Check each line of the listing, and copy it if it contains the word "Number".

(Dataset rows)

__________

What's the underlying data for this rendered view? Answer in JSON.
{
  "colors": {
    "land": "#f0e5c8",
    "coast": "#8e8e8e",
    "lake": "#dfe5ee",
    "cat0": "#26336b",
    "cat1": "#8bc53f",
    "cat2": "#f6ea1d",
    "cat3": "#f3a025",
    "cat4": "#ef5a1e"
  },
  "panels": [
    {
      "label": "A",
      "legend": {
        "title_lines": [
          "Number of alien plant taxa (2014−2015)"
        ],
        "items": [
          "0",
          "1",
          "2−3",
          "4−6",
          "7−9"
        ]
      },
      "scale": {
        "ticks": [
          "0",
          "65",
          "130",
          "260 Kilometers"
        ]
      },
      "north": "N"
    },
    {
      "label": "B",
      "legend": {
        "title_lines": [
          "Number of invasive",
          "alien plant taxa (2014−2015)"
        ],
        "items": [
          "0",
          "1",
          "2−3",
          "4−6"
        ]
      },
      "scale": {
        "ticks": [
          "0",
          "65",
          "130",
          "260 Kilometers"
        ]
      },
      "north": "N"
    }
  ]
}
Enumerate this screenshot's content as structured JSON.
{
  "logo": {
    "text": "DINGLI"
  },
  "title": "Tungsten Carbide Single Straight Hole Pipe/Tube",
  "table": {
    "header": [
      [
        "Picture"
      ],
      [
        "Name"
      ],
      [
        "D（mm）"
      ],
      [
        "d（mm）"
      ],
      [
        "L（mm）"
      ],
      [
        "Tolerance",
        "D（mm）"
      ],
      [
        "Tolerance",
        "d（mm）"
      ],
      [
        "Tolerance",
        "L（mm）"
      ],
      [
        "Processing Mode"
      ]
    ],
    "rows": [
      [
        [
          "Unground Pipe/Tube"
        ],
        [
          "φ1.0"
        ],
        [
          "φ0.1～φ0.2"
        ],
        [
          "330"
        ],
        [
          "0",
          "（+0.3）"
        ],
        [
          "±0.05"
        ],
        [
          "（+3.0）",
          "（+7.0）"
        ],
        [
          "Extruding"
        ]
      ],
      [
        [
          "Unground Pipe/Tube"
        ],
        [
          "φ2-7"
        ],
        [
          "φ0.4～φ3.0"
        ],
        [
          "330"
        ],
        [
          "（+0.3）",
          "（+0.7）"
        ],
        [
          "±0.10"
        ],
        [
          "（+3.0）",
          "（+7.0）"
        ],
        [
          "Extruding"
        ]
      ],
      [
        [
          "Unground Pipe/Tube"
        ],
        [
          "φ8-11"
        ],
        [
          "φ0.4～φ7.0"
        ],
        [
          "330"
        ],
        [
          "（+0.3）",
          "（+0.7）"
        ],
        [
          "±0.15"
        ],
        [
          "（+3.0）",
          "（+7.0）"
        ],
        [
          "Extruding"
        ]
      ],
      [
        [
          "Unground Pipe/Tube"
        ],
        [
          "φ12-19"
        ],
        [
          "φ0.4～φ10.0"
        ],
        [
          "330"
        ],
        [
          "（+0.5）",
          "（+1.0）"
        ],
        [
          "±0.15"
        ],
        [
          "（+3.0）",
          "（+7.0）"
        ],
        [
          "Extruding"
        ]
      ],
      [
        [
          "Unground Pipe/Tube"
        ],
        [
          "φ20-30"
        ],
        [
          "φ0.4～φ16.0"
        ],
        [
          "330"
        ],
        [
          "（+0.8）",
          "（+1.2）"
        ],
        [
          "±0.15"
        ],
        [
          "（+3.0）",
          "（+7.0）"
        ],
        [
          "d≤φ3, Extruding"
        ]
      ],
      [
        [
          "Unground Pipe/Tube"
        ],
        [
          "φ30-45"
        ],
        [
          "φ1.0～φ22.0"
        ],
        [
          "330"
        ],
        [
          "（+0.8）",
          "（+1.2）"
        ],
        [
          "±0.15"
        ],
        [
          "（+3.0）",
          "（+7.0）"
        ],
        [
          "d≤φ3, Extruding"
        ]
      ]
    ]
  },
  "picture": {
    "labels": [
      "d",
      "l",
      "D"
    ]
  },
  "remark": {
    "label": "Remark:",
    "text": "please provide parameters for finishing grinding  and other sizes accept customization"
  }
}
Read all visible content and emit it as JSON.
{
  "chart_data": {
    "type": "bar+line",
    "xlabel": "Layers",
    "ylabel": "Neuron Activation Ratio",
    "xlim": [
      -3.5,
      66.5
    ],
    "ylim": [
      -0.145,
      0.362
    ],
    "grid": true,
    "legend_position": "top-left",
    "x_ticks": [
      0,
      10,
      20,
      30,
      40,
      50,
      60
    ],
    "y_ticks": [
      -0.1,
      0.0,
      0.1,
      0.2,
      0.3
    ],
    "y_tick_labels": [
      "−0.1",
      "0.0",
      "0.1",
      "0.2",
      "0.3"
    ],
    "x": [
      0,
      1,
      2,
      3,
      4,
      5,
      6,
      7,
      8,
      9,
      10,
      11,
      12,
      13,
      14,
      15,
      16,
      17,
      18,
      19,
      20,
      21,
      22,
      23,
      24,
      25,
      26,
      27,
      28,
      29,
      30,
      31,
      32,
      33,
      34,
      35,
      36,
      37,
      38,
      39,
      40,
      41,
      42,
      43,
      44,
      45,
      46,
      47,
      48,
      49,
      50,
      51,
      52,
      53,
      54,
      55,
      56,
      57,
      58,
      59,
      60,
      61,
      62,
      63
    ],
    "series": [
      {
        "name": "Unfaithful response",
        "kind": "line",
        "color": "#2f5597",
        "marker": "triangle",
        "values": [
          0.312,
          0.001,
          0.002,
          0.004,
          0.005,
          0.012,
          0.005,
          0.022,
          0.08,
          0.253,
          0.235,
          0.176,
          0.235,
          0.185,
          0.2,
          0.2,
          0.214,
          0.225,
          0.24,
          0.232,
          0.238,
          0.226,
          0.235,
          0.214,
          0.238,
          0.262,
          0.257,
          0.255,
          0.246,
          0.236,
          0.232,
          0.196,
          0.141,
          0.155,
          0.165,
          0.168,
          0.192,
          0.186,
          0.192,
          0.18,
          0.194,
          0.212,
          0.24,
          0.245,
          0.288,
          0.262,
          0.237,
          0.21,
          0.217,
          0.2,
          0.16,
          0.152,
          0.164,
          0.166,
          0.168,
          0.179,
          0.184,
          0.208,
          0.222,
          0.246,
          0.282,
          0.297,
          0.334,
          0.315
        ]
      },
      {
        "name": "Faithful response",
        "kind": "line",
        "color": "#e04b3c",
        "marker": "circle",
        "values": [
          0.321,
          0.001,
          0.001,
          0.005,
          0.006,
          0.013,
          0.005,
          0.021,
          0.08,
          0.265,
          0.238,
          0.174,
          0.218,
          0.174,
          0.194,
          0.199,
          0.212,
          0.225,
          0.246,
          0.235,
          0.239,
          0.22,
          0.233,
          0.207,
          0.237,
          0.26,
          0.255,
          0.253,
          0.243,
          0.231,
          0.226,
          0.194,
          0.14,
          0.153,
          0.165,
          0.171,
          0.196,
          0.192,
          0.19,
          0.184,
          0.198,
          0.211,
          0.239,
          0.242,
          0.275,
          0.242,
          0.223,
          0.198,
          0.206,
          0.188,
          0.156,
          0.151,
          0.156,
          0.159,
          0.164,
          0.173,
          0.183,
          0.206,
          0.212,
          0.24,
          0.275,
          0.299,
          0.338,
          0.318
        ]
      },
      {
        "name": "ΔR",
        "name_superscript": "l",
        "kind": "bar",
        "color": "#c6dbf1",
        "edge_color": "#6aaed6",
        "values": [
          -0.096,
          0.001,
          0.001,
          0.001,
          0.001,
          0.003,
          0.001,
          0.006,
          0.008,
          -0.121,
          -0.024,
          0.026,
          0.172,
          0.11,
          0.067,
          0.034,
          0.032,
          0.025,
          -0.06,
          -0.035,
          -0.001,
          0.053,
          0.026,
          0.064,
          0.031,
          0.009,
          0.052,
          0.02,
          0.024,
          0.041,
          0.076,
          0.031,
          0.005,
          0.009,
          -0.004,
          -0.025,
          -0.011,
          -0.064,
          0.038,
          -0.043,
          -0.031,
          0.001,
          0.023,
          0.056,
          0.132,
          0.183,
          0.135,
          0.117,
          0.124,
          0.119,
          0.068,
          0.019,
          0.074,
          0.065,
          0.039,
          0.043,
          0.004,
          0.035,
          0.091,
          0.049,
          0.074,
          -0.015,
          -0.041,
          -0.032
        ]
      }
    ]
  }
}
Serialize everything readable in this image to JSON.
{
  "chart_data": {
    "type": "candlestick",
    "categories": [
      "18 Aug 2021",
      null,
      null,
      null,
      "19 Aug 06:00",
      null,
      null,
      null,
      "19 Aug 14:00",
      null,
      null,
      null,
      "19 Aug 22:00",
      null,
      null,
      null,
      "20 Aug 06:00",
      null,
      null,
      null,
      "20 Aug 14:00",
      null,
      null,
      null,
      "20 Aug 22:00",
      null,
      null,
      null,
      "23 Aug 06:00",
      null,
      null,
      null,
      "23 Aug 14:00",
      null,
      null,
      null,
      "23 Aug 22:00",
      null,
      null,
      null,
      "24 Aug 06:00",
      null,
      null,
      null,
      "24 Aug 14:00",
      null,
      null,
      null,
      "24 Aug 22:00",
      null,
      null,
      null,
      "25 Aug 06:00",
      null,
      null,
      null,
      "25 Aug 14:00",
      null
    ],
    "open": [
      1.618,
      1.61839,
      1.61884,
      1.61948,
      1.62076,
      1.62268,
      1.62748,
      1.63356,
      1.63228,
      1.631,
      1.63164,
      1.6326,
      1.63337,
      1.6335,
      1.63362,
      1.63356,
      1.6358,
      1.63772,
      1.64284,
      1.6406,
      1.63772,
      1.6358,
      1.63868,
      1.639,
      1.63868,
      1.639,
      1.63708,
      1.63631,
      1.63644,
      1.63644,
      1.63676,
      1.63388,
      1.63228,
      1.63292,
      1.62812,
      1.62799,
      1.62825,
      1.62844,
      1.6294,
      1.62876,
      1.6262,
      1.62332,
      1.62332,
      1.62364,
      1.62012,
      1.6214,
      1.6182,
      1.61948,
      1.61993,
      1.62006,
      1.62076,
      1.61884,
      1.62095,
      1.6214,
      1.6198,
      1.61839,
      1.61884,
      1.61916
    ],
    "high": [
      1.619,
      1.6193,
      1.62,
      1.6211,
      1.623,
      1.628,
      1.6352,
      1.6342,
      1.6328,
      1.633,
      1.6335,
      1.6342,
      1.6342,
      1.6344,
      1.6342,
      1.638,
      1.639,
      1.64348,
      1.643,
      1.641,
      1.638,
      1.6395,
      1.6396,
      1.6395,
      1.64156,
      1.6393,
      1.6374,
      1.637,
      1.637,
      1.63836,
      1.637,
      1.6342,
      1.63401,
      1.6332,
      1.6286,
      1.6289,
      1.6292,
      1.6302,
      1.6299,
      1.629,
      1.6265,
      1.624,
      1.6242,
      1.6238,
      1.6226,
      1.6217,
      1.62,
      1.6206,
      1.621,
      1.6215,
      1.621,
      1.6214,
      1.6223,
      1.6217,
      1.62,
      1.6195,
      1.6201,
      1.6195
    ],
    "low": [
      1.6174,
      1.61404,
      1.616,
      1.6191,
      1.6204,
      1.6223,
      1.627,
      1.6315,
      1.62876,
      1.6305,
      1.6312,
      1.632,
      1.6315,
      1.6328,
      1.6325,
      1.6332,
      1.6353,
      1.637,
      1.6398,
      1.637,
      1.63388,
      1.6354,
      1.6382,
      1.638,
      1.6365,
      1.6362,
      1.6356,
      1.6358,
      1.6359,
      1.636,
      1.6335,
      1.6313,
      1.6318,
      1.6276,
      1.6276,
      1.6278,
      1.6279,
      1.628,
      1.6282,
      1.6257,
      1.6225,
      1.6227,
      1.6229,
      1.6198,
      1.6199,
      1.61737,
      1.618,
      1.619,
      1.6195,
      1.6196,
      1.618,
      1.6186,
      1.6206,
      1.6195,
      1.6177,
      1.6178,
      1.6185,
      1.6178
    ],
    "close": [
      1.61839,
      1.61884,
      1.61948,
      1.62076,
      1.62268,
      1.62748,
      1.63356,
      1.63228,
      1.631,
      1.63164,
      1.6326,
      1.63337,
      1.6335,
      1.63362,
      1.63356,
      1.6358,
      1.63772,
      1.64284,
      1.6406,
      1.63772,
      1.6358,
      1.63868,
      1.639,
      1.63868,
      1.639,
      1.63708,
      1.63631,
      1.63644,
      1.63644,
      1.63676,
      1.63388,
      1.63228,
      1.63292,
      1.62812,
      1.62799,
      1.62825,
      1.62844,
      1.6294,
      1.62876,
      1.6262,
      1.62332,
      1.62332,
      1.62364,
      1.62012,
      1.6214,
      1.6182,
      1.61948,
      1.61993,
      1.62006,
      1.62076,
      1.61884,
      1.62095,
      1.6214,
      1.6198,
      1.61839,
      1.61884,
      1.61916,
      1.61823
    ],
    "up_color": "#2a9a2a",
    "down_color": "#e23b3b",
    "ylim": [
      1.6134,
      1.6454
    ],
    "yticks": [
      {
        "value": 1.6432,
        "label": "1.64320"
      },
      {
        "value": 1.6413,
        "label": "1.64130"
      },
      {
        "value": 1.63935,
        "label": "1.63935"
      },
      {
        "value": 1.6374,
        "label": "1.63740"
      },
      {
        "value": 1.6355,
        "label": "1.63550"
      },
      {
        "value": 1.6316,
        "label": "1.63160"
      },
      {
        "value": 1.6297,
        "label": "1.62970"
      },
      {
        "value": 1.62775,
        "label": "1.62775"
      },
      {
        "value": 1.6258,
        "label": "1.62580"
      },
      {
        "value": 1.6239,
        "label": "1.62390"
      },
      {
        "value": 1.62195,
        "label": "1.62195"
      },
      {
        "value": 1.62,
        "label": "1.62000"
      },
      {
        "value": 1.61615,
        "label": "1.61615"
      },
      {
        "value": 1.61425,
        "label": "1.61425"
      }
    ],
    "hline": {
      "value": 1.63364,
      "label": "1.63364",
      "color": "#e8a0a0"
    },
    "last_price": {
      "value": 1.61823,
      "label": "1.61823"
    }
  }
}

__________

**Output of the task**
          "Number of alien plant taxa (2014−2015)"
          "Number of invasive",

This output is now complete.